Prompt: Find each line with "bankruptcy" and copy it.

— Start Records provided —

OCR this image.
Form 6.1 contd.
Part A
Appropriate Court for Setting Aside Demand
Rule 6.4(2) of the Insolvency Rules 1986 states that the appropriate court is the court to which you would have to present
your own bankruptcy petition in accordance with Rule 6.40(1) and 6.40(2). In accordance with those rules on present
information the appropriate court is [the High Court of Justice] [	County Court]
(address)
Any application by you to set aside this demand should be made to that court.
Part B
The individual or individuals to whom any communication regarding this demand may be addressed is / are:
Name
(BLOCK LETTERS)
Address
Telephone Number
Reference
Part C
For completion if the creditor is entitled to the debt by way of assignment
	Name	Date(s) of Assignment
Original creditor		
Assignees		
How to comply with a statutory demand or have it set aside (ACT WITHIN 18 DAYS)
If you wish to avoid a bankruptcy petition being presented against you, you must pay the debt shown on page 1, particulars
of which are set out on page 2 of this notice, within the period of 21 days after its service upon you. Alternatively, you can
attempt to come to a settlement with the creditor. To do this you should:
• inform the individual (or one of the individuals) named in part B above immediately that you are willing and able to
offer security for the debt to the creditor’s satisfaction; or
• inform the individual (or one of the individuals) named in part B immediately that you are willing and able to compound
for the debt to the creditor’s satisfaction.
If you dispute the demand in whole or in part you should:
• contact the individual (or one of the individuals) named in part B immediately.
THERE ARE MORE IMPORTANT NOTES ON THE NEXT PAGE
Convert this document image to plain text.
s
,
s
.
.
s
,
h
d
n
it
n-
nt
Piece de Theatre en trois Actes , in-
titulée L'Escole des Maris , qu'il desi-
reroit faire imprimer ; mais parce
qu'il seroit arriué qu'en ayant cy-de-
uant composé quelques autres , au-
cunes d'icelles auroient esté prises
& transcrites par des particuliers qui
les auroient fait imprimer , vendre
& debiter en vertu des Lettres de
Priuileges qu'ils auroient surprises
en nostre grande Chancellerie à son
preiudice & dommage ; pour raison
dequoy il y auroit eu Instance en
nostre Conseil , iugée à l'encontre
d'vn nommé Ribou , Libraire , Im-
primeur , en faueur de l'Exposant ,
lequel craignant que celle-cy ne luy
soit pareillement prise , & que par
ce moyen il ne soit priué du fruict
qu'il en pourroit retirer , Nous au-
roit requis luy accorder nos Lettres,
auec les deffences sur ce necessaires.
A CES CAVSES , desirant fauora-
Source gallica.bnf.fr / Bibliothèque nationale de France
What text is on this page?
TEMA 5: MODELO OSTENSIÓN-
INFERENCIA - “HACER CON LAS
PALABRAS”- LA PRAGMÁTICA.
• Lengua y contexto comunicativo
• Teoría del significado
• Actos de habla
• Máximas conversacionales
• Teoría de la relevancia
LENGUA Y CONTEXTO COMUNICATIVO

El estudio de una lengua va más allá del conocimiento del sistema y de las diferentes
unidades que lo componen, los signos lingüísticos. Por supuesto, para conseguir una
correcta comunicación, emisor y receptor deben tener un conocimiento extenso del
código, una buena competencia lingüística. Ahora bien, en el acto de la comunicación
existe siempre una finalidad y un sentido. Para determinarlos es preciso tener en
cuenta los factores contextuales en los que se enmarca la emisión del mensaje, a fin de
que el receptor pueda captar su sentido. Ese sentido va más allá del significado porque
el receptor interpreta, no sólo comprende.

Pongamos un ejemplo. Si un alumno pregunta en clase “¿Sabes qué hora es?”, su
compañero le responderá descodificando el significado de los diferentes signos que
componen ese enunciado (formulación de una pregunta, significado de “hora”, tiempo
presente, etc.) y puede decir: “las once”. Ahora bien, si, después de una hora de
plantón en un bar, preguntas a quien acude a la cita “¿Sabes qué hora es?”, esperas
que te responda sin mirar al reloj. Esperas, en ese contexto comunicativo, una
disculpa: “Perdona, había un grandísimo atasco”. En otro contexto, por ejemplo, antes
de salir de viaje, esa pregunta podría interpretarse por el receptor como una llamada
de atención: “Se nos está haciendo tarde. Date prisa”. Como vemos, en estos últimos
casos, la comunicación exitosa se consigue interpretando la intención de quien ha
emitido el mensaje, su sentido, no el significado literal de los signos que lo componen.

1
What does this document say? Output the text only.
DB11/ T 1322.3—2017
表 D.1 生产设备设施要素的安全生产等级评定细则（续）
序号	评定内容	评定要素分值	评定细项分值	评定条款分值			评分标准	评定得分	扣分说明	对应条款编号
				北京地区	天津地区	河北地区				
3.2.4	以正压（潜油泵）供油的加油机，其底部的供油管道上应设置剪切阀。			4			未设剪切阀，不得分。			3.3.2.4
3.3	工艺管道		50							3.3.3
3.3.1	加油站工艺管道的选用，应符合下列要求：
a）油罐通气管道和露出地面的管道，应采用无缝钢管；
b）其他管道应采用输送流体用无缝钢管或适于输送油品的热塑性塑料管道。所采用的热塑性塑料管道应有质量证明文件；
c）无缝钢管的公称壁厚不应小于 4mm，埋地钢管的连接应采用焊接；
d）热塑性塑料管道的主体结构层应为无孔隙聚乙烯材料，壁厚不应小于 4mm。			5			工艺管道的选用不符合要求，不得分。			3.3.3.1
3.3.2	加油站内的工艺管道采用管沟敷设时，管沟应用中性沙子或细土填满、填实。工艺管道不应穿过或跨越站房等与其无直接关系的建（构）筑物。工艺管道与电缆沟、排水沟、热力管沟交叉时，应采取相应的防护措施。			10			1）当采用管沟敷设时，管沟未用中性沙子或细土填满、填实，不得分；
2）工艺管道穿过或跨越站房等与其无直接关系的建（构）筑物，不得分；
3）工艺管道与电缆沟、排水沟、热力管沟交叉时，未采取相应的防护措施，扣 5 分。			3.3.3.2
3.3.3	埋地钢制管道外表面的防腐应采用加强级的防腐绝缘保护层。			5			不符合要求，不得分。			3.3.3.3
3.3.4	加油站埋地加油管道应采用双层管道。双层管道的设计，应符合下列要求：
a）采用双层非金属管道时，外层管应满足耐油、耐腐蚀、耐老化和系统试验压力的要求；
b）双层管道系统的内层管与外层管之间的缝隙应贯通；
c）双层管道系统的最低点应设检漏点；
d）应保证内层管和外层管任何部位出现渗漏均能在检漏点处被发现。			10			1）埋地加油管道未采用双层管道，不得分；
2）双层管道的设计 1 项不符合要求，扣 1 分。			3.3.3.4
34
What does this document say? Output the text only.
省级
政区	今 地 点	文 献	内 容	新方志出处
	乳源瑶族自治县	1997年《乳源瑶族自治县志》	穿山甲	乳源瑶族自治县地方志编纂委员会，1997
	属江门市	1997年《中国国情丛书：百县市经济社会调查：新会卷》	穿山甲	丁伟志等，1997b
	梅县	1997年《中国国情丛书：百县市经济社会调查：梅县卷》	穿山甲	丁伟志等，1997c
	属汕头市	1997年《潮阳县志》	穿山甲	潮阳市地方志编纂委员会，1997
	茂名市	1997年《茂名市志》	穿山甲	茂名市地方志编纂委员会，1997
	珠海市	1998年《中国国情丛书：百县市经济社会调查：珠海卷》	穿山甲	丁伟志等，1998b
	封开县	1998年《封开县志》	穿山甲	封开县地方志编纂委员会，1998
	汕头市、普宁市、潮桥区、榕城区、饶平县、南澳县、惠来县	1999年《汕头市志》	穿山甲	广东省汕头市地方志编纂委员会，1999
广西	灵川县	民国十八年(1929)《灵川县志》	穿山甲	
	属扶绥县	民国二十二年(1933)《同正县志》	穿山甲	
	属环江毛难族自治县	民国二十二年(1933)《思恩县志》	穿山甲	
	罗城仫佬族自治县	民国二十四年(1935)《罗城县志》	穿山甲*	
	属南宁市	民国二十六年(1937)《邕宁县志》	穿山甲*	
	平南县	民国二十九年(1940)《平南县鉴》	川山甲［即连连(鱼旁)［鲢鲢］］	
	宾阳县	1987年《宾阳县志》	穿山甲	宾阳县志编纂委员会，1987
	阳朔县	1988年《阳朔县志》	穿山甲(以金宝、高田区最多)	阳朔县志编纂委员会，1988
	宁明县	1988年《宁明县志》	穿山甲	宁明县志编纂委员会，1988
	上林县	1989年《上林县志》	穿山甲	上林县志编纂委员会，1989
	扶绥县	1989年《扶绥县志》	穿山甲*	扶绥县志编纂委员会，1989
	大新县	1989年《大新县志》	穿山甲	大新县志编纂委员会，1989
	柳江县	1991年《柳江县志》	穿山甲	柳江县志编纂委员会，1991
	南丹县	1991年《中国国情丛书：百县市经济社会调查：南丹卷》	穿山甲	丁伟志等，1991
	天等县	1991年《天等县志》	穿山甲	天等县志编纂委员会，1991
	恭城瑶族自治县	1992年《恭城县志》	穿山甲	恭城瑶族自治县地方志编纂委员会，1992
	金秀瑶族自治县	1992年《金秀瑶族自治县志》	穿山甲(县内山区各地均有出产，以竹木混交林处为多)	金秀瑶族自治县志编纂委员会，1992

— End Records provided —

Task response:
your own bankruptcy petition in accordance with Rule 6.40(1) and 6.40(2). In accordance with those rules on present
If you wish to avoid a bankruptcy petition being presented against you, you must pay the debt shown on page 1, particulars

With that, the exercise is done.